Entries shown>
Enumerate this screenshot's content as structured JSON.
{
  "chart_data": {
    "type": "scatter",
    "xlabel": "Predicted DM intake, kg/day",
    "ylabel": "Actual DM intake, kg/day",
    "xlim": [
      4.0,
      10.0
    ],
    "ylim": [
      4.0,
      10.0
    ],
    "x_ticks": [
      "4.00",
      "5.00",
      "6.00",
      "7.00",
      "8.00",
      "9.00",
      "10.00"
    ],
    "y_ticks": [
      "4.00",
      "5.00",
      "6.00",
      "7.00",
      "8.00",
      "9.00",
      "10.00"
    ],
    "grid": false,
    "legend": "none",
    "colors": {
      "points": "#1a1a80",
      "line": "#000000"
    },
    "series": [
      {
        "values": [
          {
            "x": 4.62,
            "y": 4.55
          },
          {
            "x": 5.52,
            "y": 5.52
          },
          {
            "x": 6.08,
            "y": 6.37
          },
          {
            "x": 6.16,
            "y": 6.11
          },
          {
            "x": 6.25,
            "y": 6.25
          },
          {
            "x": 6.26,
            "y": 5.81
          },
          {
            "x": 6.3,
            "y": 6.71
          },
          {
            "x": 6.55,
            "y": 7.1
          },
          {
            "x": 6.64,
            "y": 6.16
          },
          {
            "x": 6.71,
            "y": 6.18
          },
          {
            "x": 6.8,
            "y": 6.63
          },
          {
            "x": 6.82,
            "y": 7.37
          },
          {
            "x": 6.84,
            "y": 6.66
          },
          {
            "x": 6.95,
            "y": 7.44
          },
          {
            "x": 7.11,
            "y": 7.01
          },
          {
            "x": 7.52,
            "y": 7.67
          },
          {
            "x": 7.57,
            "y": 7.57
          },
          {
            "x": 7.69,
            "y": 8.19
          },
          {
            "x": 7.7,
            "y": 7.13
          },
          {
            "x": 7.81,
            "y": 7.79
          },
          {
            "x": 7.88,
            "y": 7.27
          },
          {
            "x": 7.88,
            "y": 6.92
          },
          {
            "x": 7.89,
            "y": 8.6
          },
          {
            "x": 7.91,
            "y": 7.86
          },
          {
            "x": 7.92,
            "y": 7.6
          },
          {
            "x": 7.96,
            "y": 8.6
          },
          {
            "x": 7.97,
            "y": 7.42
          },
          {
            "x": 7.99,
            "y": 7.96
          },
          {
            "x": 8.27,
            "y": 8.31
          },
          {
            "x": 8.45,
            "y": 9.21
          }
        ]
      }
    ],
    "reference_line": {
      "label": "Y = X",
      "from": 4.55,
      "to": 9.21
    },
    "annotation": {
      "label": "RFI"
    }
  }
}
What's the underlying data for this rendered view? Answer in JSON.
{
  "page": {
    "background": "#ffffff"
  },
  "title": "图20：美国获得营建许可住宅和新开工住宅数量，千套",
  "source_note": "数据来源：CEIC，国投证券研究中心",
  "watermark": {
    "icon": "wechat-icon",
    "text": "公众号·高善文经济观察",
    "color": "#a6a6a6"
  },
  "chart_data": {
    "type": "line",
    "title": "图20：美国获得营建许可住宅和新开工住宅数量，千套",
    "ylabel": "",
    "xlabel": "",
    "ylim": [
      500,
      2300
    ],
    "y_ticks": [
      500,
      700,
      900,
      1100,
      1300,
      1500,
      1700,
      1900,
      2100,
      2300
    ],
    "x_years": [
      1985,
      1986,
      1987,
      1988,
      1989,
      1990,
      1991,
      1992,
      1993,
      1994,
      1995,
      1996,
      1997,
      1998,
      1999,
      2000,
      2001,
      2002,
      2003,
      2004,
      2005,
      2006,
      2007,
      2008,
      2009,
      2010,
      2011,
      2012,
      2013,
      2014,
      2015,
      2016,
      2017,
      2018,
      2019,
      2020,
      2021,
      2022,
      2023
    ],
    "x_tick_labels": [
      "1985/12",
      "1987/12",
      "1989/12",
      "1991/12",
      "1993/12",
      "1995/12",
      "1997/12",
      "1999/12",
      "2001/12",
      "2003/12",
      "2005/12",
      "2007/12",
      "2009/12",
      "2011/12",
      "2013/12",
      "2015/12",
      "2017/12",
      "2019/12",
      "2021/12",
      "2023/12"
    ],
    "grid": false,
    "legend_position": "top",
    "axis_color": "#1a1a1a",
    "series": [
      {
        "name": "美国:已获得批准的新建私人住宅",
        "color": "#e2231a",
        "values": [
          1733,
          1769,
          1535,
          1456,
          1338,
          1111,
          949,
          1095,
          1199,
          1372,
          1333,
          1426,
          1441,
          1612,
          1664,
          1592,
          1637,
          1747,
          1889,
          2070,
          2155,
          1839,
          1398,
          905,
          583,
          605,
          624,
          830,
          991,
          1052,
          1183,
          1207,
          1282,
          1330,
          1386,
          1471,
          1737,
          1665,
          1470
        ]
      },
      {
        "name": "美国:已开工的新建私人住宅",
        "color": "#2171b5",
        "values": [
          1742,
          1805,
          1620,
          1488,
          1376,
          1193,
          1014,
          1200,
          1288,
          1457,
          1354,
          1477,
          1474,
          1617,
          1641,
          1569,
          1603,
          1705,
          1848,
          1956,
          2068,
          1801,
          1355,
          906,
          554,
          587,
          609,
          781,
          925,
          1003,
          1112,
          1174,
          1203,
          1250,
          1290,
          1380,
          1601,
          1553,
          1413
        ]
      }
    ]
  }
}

Task>
Search the lines above for the string "JSON" and copy each line that has it.

Expected answer>
Enumerate this screenshot's content as structured JSON.
What's the underlying data for this rendered view? Answer in JSON.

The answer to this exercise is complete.